■ Work to complete ■
What is the count of lines in the listing below that hold the string "icon"? Reply with that number alone.
[START OF Records to use]
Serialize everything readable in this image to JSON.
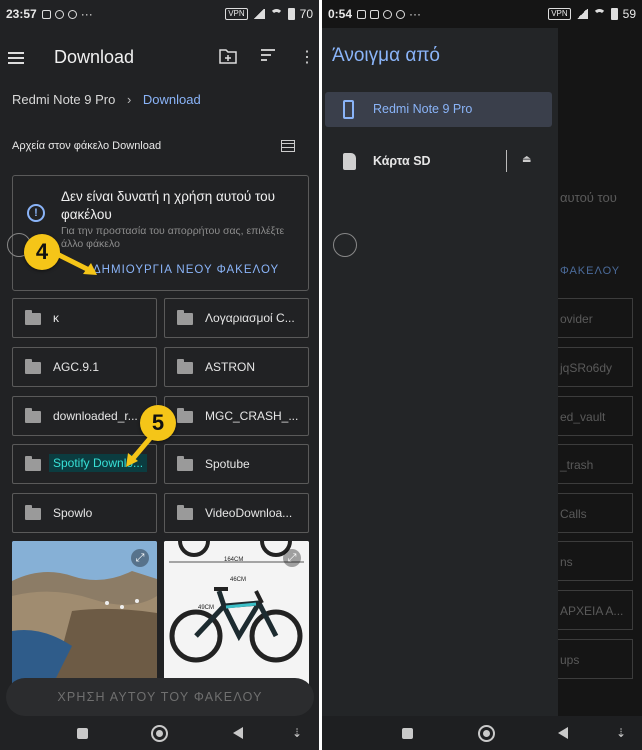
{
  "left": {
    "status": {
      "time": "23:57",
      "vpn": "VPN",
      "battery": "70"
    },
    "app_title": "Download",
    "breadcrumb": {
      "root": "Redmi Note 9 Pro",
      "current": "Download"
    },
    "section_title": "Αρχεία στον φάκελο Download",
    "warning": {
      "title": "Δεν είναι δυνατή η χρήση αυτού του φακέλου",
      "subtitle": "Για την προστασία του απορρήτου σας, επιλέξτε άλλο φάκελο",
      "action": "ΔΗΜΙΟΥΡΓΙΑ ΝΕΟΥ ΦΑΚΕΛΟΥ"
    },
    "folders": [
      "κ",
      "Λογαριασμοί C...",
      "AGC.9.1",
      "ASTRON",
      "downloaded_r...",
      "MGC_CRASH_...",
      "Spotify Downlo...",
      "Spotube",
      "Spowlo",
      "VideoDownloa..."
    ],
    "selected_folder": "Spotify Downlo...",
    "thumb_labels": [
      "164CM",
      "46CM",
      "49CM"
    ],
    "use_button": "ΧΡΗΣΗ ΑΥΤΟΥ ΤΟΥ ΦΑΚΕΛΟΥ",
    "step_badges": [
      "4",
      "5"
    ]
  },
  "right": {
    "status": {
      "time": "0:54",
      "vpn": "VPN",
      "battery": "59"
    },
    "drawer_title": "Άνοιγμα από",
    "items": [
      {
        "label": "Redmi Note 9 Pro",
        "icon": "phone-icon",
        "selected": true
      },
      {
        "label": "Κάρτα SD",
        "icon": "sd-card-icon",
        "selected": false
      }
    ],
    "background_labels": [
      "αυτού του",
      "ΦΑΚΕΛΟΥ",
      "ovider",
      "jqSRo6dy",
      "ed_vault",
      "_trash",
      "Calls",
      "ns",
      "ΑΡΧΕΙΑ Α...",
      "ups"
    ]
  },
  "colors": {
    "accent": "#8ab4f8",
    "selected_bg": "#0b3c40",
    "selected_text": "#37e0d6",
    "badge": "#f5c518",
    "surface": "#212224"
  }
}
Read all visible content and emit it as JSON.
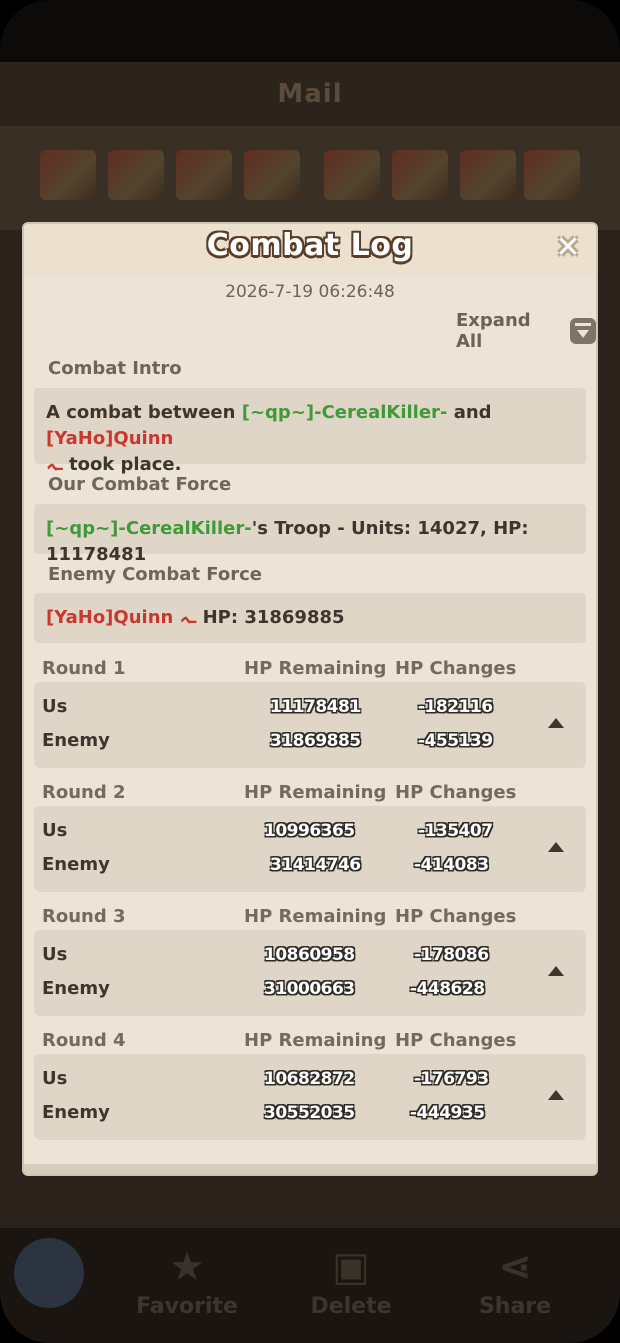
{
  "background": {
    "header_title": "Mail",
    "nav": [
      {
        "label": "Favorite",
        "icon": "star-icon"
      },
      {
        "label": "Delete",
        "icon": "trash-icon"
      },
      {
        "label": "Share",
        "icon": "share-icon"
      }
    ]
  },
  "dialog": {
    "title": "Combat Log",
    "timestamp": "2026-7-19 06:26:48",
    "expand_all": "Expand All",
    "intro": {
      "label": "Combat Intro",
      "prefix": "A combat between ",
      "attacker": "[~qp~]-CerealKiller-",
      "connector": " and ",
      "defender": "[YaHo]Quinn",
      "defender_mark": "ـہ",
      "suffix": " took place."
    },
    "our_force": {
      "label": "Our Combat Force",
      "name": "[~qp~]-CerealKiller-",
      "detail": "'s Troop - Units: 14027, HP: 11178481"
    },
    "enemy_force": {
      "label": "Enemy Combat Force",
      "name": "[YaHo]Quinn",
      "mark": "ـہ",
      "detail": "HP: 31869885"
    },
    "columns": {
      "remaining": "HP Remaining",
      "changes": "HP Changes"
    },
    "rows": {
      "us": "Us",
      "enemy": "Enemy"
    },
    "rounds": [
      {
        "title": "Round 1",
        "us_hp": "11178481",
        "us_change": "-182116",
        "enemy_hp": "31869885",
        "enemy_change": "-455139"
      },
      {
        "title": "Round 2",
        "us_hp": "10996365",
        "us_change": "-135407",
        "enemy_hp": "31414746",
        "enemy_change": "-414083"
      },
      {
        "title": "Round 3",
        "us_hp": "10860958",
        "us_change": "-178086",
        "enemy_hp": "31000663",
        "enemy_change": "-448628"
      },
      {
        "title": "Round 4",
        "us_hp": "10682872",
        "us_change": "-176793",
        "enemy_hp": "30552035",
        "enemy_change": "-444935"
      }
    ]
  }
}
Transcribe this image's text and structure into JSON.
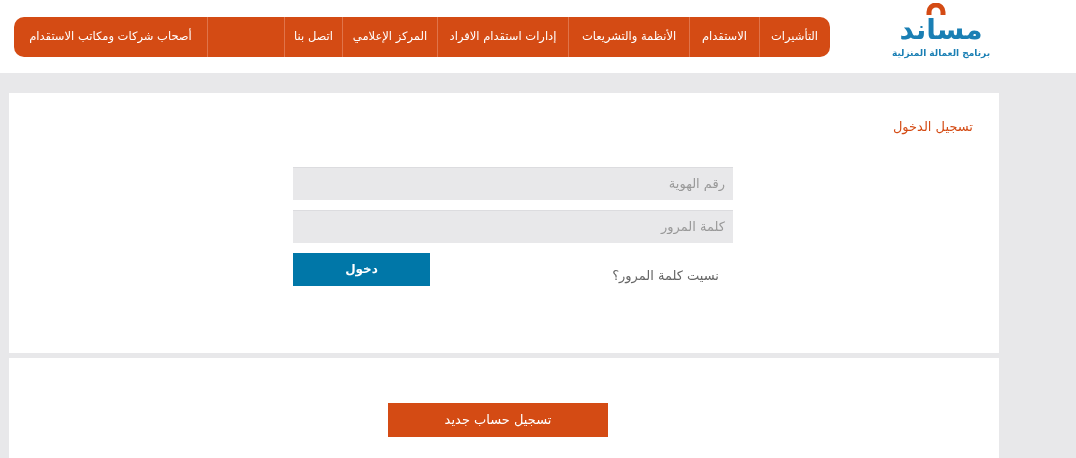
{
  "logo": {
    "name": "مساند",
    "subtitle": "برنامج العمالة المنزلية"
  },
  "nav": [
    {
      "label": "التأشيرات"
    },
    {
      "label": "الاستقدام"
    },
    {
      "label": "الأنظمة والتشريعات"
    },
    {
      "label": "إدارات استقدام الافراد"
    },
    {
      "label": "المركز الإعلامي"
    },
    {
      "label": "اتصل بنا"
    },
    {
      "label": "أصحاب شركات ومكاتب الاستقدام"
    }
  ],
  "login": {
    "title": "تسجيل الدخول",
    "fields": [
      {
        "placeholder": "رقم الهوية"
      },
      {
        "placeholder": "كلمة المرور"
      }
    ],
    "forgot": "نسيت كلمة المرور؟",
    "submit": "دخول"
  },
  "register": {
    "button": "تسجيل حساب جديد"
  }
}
[END OF Records to use]
[START OF Records to use]
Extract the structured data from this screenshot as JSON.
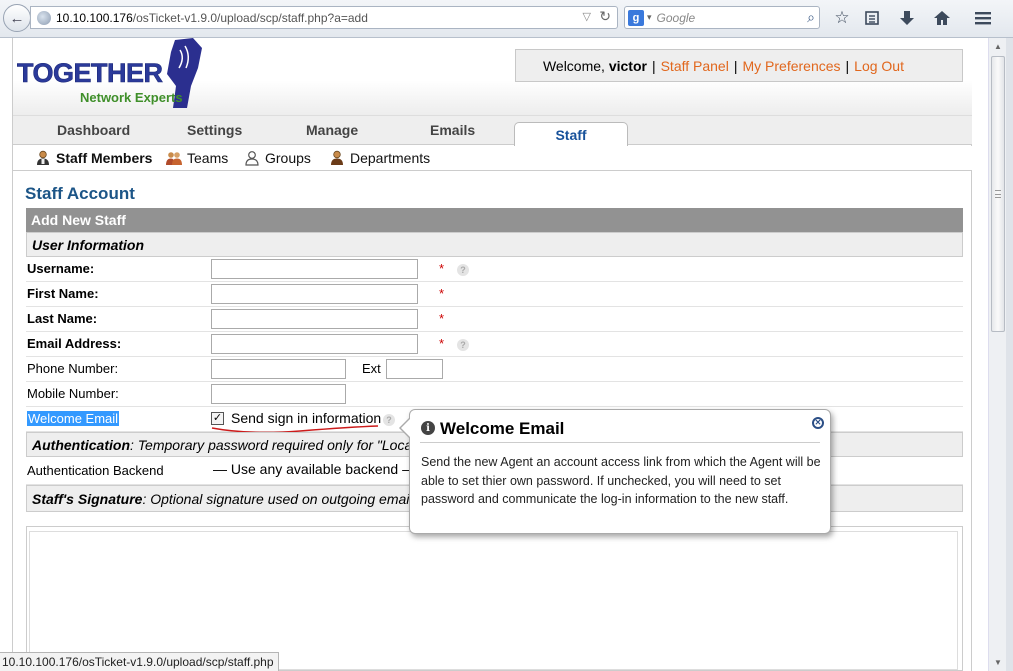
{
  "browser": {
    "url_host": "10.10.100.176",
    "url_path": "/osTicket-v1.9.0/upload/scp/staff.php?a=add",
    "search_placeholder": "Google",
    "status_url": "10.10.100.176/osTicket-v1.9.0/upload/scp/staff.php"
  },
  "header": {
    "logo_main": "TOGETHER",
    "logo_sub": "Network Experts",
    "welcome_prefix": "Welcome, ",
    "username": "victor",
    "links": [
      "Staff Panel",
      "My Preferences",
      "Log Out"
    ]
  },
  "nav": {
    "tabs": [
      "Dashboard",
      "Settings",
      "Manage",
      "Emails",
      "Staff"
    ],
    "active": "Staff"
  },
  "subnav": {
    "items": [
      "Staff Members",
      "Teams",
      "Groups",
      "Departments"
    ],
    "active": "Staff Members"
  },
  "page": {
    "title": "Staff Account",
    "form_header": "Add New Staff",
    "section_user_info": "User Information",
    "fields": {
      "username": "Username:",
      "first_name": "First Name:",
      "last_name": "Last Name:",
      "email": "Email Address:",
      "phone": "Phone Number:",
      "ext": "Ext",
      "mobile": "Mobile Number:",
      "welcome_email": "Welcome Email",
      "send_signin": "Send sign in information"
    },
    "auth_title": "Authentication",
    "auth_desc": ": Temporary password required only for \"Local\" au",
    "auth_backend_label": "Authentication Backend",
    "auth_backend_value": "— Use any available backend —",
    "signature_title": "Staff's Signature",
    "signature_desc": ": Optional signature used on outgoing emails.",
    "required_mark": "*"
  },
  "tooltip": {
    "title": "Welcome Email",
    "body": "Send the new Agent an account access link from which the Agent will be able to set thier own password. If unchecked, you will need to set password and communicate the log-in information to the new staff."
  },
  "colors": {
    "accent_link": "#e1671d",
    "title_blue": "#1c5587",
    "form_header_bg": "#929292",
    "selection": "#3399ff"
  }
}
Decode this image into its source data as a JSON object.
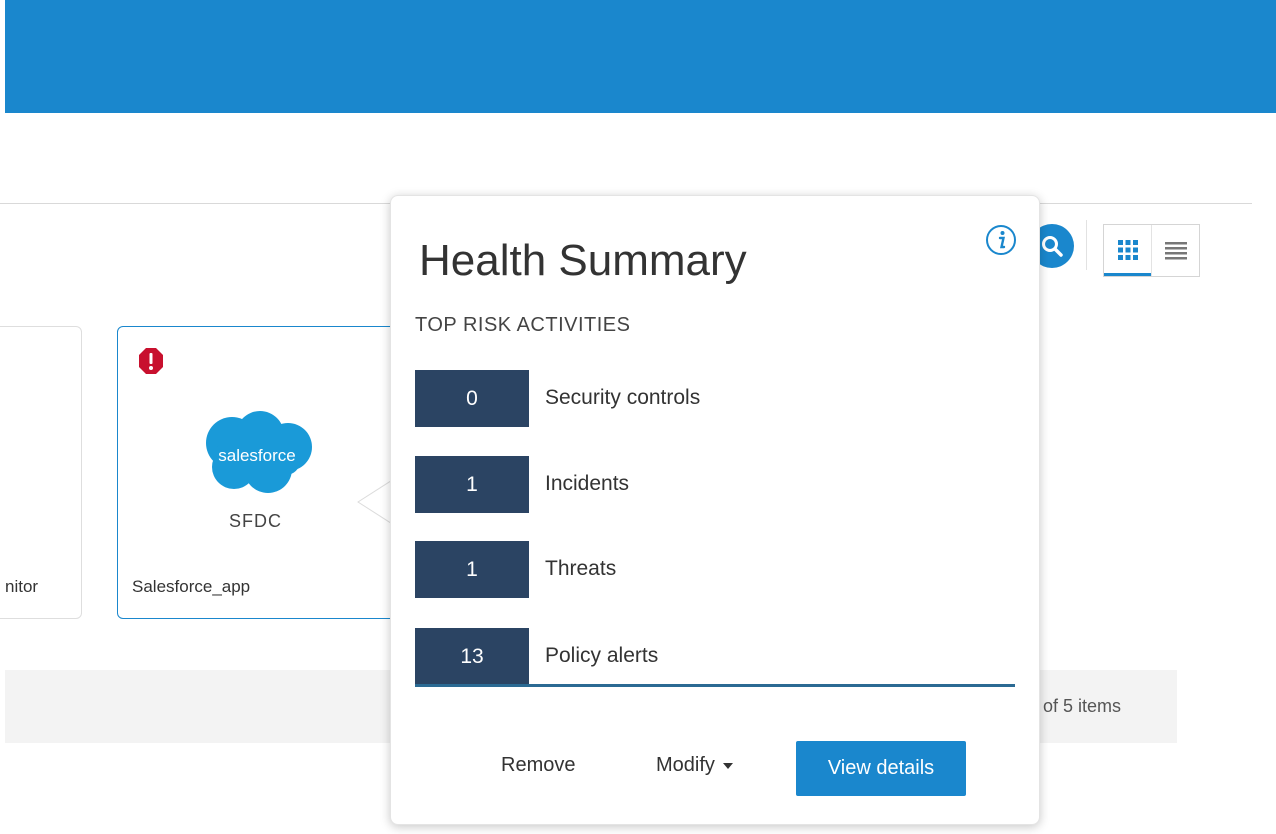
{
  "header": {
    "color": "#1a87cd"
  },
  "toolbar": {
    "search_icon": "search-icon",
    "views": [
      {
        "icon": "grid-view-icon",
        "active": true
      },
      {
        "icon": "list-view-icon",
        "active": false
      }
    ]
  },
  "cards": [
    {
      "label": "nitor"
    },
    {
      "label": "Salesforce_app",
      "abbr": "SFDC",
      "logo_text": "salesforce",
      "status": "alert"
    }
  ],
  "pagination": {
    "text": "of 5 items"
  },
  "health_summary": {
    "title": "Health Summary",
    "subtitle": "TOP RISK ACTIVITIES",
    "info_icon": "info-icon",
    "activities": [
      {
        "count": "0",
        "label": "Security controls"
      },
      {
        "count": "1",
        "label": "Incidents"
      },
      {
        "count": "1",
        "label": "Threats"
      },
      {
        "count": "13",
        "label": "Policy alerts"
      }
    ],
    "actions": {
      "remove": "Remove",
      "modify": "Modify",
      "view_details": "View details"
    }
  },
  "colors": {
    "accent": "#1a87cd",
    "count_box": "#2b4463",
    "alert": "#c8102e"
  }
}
[END OF Records to use]
■ Solution for this problem ■
9